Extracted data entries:
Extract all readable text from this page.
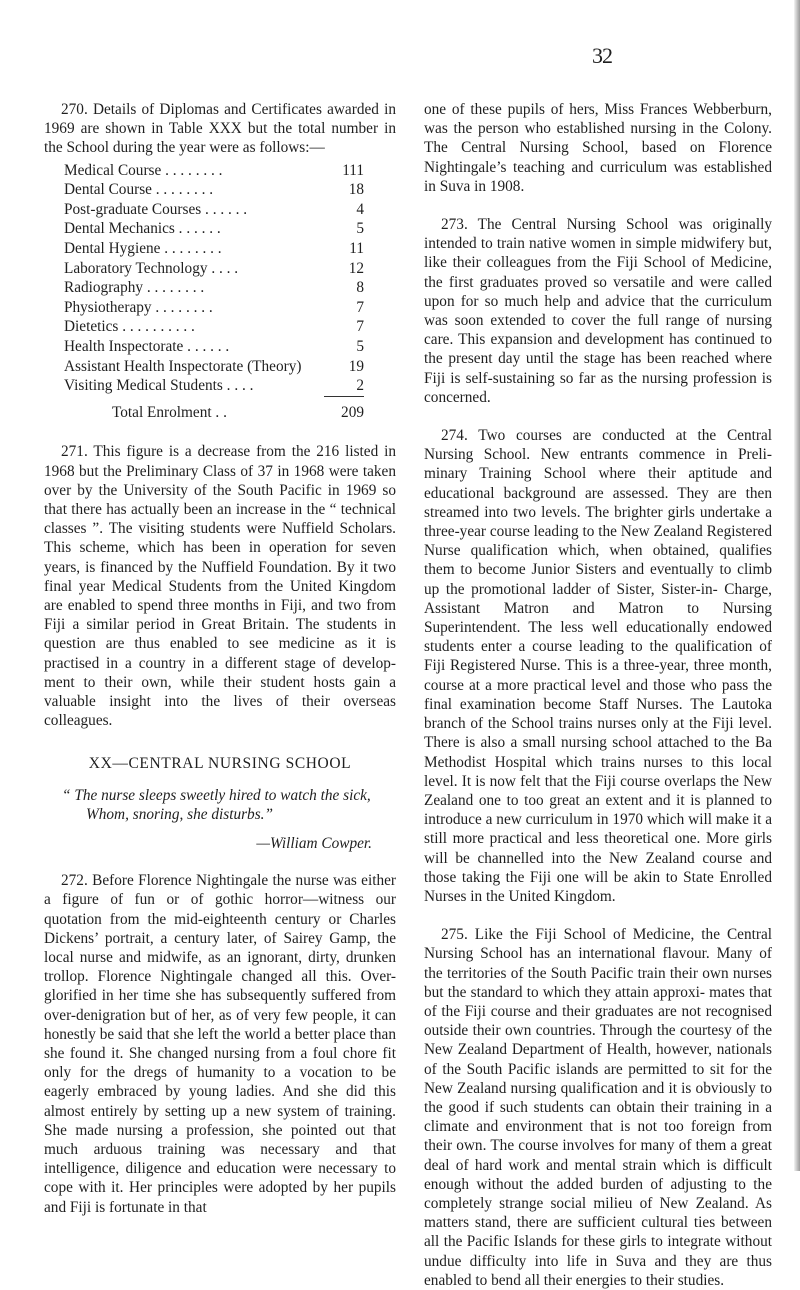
32

270. Details of Diplomas and Certificates awarded in 1969 are shown in Table XXX but the total number in the School during the year were as follows:—

Medical Course . . . . . . . .	111
Dental Course . . . . . . . .	18
Post-graduate Courses . . . . . .	4
Dental Mechanics . . . . . .	5
Dental Hygiene . . . . . . . .	11
Laboratory Technology . . . .	12
Radiography . . . . . . . .	8
Physiotherapy . . . . . . . .	7
Dietetics . . . . . . . . . .	7
Health Inspectorate . . . . . .	5
Assistant Health Inspectorate (Theory)	19
Visiting Medical Students . . . .	2

Total Enrolment . .	209

271. This figure is a decrease from the 216 listed in 1968 but the Preliminary Class of 37 in 1968 were taken over by the University of the South Pacific in 1969 so that there has actually been an increase in the “ technical classes ”. The visiting students were Nuffield Scholars. This scheme, which has been in operation for seven years, is financed by the Nuffield Foundation. By it two final year Medical Students from the United Kingdom are enabled to spend three months in Fiji, and two from Fiji a similar period in Great Britain. The students in question are thus enabled to see medicine as it is practised in a country in a different stage of develop- ment to their own, while their student hosts gain a valuable insight into the lives of their overseas colleagues.

XX—CENTRAL NURSING SCHOOL
“ The nurse sleeps sweetly hired to watch the sick,
Whom, snoring, she disturbs.”
—William Cowper.

272. Before Florence Nightingale the nurse was either a figure of fun or of gothic horror—witness our quotation from the mid-eighteenth century or Charles Dickens’ portrait, a century later, of Sairey Gamp, the local nurse and midwife, as an ignorant, dirty, drunken trollop. Florence Nightingale changed all this. Over- glorified in her time she has subsequently suffered from over-denigration but of her, as of very few people, it can honestly be said that she left the world a better place than she found it. She changed nursing from a foul chore fit only for the dregs of humanity to a vocation to be eagerly embraced by young ladies. And she did this almost entirely by setting up a new system of training. She made nursing a profession, she pointed out that much arduous training was necessary and that intelligence, diligence and education were necessary to cope with it. Her principles were adopted by her pupils and Fiji is fortunate in that

one of these pupils of hers, Miss Frances Webberburn, was the person who established nursing in the Colony. The Central Nursing School, based on Florence Nightingale’s teaching and curriculum was established in Suva in 1908.

273. The Central Nursing School was originally intended to train native women in simple midwifery but, like their colleagues from the Fiji School of Medicine, the first graduates proved so versatile and were called upon for so much help and advice that the curriculum was soon extended to cover the full range of nursing care. This expansion and development has continued to the present day until the stage has been reached where Fiji is self-sustaining so far as the nursing profession is concerned.

274. Two courses are conducted at the Central Nursing School. New entrants commence in Preli- minary Training School where their aptitude and educational background are assessed. They are then streamed into two levels. The brighter girls undertake a three-year course leading to the New Zealand Registered Nurse qualification which, when obtained, qualifies them to become Junior Sisters and eventually to climb up the promotional ladder of Sister, Sister-in- Charge, Assistant Matron and Matron to Nursing Superintendent. The less well educationally endowed students enter a course leading to the qualification of Fiji Registered Nurse. This is a three-year, three month, course at a more practical level and those who pass the final examination become Staff Nurses. The Lautoka branch of the School trains nurses only at the Fiji level. There is also a small nursing school attached to the Ba Methodist Hospital which trains nurses to this local level. It is now felt that the Fiji course overlaps the New Zealand one to too great an extent and it is planned to introduce a new curriculum in 1970 which will make it a still more practical and less theoretical one. More girls will be channelled into the New Zealand course and those taking the Fiji one will be akin to State Enrolled Nurses in the United Kingdom.

275. Like the Fiji School of Medicine, the Central Nursing School has an international flavour. Many of the territories of the South Pacific train their own nurses but the standard to which they attain approxi- mates that of the Fiji course and their graduates are not recognised outside their own countries. Through the courtesy of the New Zealand Department of Health, however, nationals of the South Pacific islands are permitted to sit for the New Zealand nursing qualification and it is obviously to the good if such students can obtain their training in a climate and environment that is not too foreign from their own. The course involves for many of them a great deal of hard work and mental strain which is difficult enough without the added burden of adjusting to the completely strange social milieu of New Zealand. As matters stand, there are sufficient cultural ties between all the Pacific Islands for these girls to integrate without undue difficulty into life in Suva and they are thus enabled to bend all their energies to their studies.
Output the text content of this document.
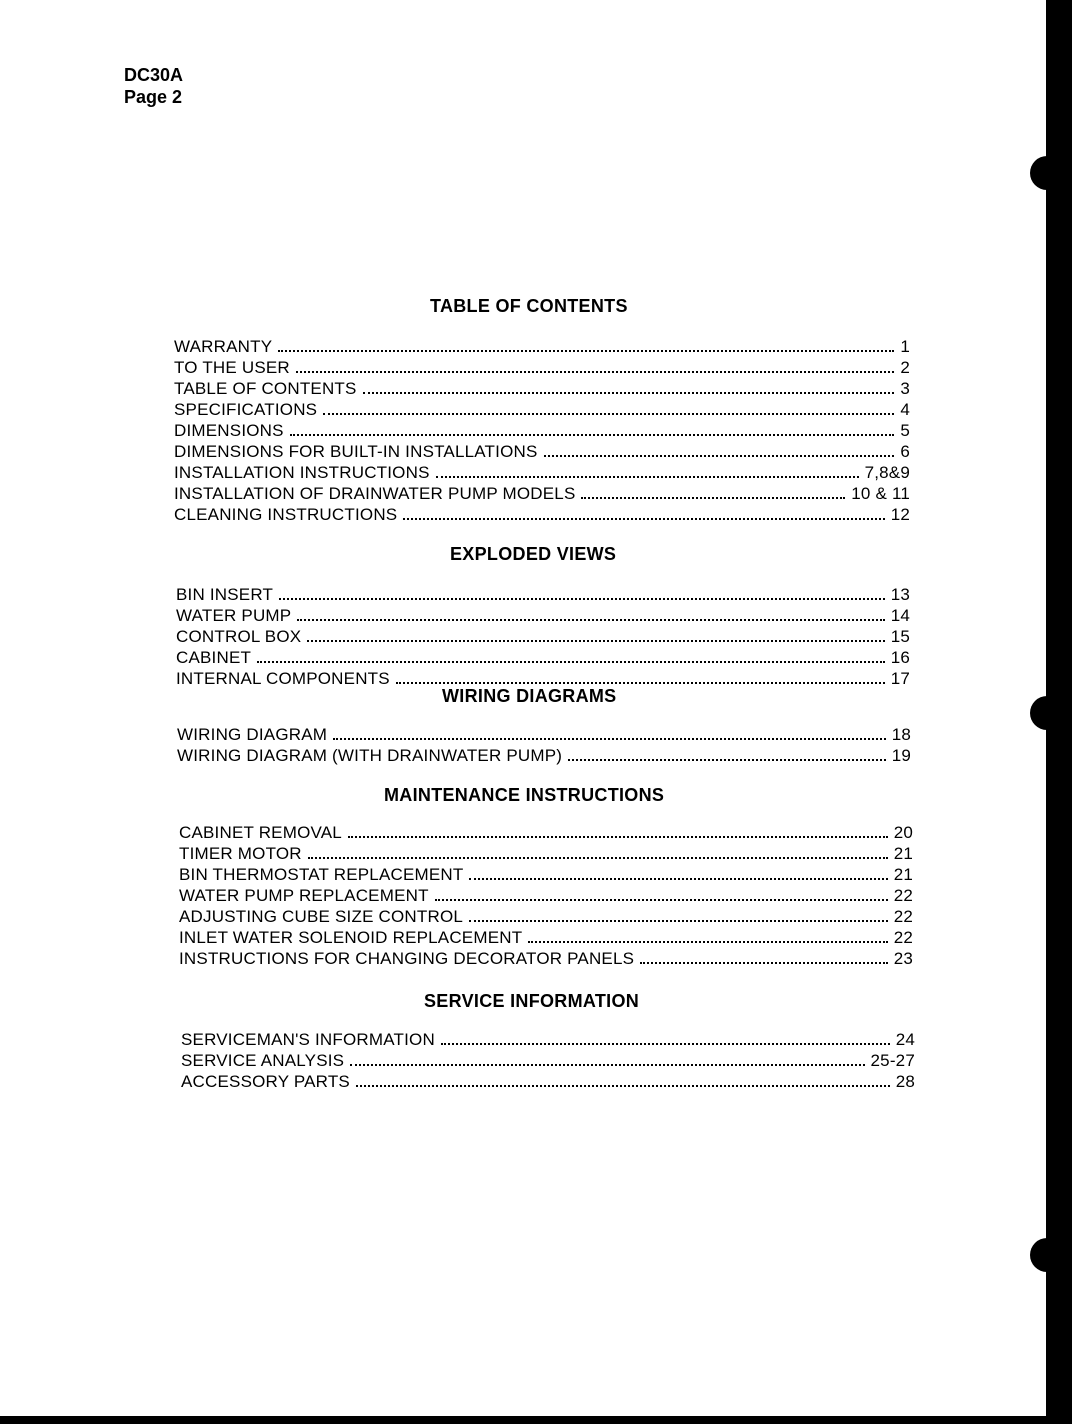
DC30A
Page 2
TABLE OF CONTENTS
WARRANTY	1
TO THE USER	2
TABLE OF CONTENTS	3
SPECIFICATIONS	4
DIMENSIONS	5
DIMENSIONS FOR BUILT-IN INSTALLATIONS	6
INSTALLATION INSTRUCTIONS	7,8&9
INSTALLATION OF DRAINWATER PUMP MODELS	10 & 11
CLEANING INSTRUCTIONS	12
EXPLODED VIEWS
BIN INSERT	13
WATER PUMP	14
CONTROL BOX	15
CABINET	16
INTERNAL COMPONENTS	17
WIRING DIAGRAMS
WIRING DIAGRAM	18
WIRING DIAGRAM (WITH DRAINWATER PUMP)	19
MAINTENANCE INSTRUCTIONS
CABINET REMOVAL	20
TIMER MOTOR	21
BIN THERMOSTAT REPLACEMENT	21
WATER PUMP REPLACEMENT	22
ADJUSTING CUBE SIZE CONTROL	22
INLET WATER SOLENOID REPLACEMENT	22
INSTRUCTIONS FOR CHANGING DECORATOR PANELS	23
SERVICE INFORMATION
SERVICEMAN'S INFORMATION	24
SERVICE ANALYSIS	25-27
ACCESSORY PARTS	28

▶ **YOUR GOAL**:
Take the line containing "Output the text content of this document." and every line after it up to the end of the data, and write them out exactly, without the pictures.

▶ **RESULT OF THIS EXERCISE**:
Output the text content of this document.
DC30A
Page 2
TABLE OF CONTENTS
WARRANTY	1
TO THE USER	2
TABLE OF CONTENTS	3
SPECIFICATIONS	4
DIMENSIONS	5
DIMENSIONS FOR BUILT-IN INSTALLATIONS	6
INSTALLATION INSTRUCTIONS	7,8&9
INSTALLATION OF DRAINWATER PUMP MODELS	10 & 11
CLEANING INSTRUCTIONS	12
EXPLODED VIEWS
BIN INSERT	13
WATER PUMP	14
CONTROL BOX	15
CABINET	16
INTERNAL COMPONENTS	17
WIRING DIAGRAMS
WIRING DIAGRAM	18
WIRING DIAGRAM (WITH DRAINWATER PUMP)	19
MAINTENANCE INSTRUCTIONS
CABINET REMOVAL	20
TIMER MOTOR	21
BIN THERMOSTAT REPLACEMENT	21
WATER PUMP REPLACEMENT	22
ADJUSTING CUBE SIZE CONTROL	22
INLET WATER SOLENOID REPLACEMENT	22
INSTRUCTIONS FOR CHANGING DECORATOR PANELS	23
SERVICE INFORMATION
SERVICEMAN'S INFORMATION	24
SERVICE ANALYSIS	25-27
ACCESSORY PARTS	28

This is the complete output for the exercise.